[Extracted data entries]
· · · ·
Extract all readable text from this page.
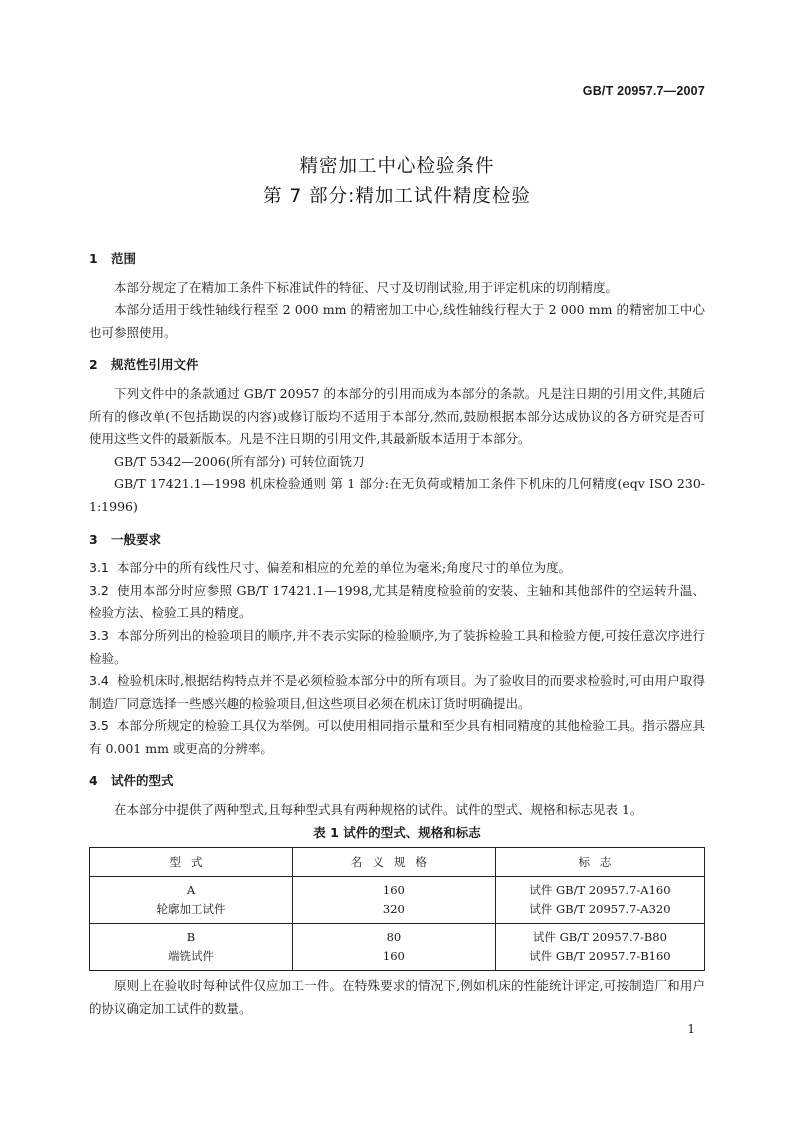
GB/T 20957.7—2007
精密加工中心检验条件
第 7 部分:精加工试件精度检验
1 范围

本部分规定了在精加工条件下标准试件的特征、尺寸及切削试验,用于评定机床的切削精度。

本部分适用于线性轴线行程至 2 000 mm 的精密加工中心,线性轴线行程大于 2 000 mm 的精密加工中心也可参照使用。

2 规范性引用文件

下列文件中的条款通过 GB/T 20957 的本部分的引用而成为本部分的条款。凡是注日期的引用文件,其随后所有的修改单(不包括勘误的内容)或修订版均不适用于本部分,然而,鼓励根据本部分达成协议的各方研究是否可使用这些文件的最新版本。凡是不注日期的引用文件,其最新版本适用于本部分。

GB/T 5342—2006(所有部分) 可转位面铣刀

GB/T 17421.1—1998 机床检验通则 第 1 部分:在无负荷或精加工条件下机床的几何精度(eqv ISO 230-1:1996)

3 一般要求

3.1 本部分中的所有线性尺寸、偏差和相应的允差的单位为毫米;角度尺寸的单位为度。

3.2 使用本部分时应参照 GB/T 17421.1—1998,尤其是精度检验前的安装、主轴和其他部件的空运转升温、检验方法、检验工具的精度。

3.3 本部分所列出的检验项目的顺序,并不表示实际的检验顺序,为了装拆检验工具和检验方便,可按任意次序进行检验。

3.4 检验机床时,根据结构特点并不是必须检验本部分中的所有项目。为了验收目的而要求检验时,可由用户取得制造厂同意选择一些感兴趣的检验项目,但这些项目必须在机床订货时明确提出。

3.5 本部分所规定的检验工具仅为举例。可以使用相同指示量和至少具有相同精度的其他检验工具。指示器应具有 0.001 mm 或更高的分辨率。

4 试件的型式

在本部分中提供了两种型式,且每种型式具有两种规格的试件。试件的型式、规格和标志见表 1。

表 1 试件的型式、规格和标志
型式	名义规格	标志
A	160	试件 GB/T 20957.7-A160
轮廓加工试件	320	试件 GB/T 20957.7-A320
B	80	试件 GB/T 20957.7-B80
端铣试件	160	试件 GB/T 20957.7-B160

原则上在验收时每种试件仅应加工一件。在特殊要求的情况下,例如机床的性能统计评定,可按制造厂和用户的协议确定加工试件的数量。

1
· · · ·
Output an exact copy of the material, with the pictures removed.

SOLUTION FOR THIS TASK =>
Extract all readable text from this page.
GB/T 20957.7—2007
精密加工中心检验条件
第 7 部分:精加工试件精度检验
1 范围

本部分规定了在精加工条件下标准试件的特征、尺寸及切削试验,用于评定机床的切削精度。

本部分适用于线性轴线行程至 2 000 mm 的精密加工中心,线性轴线行程大于 2 000 mm 的精密加工中心也可参照使用。

2 规范性引用文件

下列文件中的条款通过 GB/T 20957 的本部分的引用而成为本部分的条款。凡是注日期的引用文件,其随后所有的修改单(不包括勘误的内容)或修订版均不适用于本部分,然而,鼓励根据本部分达成协议的各方研究是否可使用这些文件的最新版本。凡是不注日期的引用文件,其最新版本适用于本部分。

GB/T 5342—2006(所有部分) 可转位面铣刀

GB/T 17421.1—1998 机床检验通则 第 1 部分:在无负荷或精加工条件下机床的几何精度(eqv ISO 230-1:1996)

3 一般要求

3.1 本部分中的所有线性尺寸、偏差和相应的允差的单位为毫米;角度尺寸的单位为度。

3.2 使用本部分时应参照 GB/T 17421.1—1998,尤其是精度检验前的安装、主轴和其他部件的空运转升温、检验方法、检验工具的精度。

3.3 本部分所列出的检验项目的顺序,并不表示实际的检验顺序,为了装拆检验工具和检验方便,可按任意次序进行检验。

3.4 检验机床时,根据结构特点并不是必须检验本部分中的所有项目。为了验收目的而要求检验时,可由用户取得制造厂同意选择一些感兴趣的检验项目,但这些项目必须在机床订货时明确提出。

3.5 本部分所规定的检验工具仅为举例。可以使用相同指示量和至少具有相同精度的其他检验工具。指示器应具有 0.001 mm 或更高的分辨率。

4 试件的型式

在本部分中提供了两种型式,且每种型式具有两种规格的试件。试件的型式、规格和标志见表 1。

表 1 试件的型式、规格和标志
型式	名义规格	标志
A	160	试件 GB/T 20957.7-A160
轮廓加工试件	320	试件 GB/T 20957.7-A320
B	80	试件 GB/T 20957.7-B80
端铣试件	160	试件 GB/T 20957.7-B160

原则上在验收时每种试件仅应加工一件。在特殊要求的情况下,例如机床的性能统计评定,可按制造厂和用户的协议确定加工试件的数量。

1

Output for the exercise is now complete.